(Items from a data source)

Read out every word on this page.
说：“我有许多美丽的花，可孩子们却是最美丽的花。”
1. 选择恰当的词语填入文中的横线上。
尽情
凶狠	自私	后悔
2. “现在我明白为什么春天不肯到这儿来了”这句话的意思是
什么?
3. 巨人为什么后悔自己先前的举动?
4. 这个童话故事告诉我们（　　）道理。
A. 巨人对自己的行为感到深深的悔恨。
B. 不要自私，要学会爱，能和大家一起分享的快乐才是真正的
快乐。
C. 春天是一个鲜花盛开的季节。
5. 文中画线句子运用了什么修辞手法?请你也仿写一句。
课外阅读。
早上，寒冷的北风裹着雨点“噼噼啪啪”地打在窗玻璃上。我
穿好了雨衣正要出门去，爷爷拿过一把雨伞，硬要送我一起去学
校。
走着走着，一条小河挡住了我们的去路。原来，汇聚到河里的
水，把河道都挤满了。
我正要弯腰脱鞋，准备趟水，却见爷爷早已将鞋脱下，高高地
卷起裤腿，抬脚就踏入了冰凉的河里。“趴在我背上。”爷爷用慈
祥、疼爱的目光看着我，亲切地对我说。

### Direction
Make a verbatim copy of every entry shown above.

### Solution below
Read out every word on this page.
说：“我有许多美丽的花，可孩子们却是最美丽的花。”
1. 选择恰当的词语填入文中的横线上。
尽情
凶狠	自私	后悔
2. “现在我明白为什么春天不肯到这儿来了”这句话的意思是
什么?
3. 巨人为什么后悔自己先前的举动?
4. 这个童话故事告诉我们（　　）道理。
A. 巨人对自己的行为感到深深的悔恨。
B. 不要自私，要学会爱，能和大家一起分享的快乐才是真正的
快乐。
C. 春天是一个鲜花盛开的季节。
5. 文中画线句子运用了什么修辞手法?请你也仿写一句。
课外阅读。
早上，寒冷的北风裹着雨点“噼噼啪啪”地打在窗玻璃上。我
穿好了雨衣正要出门去，爷爷拿过一把雨伞，硬要送我一起去学
校。
走着走着，一条小河挡住了我们的去路。原来，汇聚到河里的
水，把河道都挤满了。
我正要弯腰脱鞋，准备趟水，却见爷爷早已将鞋脱下，高高地
卷起裤腿，抬脚就踏入了冰凉的河里。“趴在我背上。”爷爷用慈
祥、疼爱的目光看着我，亲切地对我说。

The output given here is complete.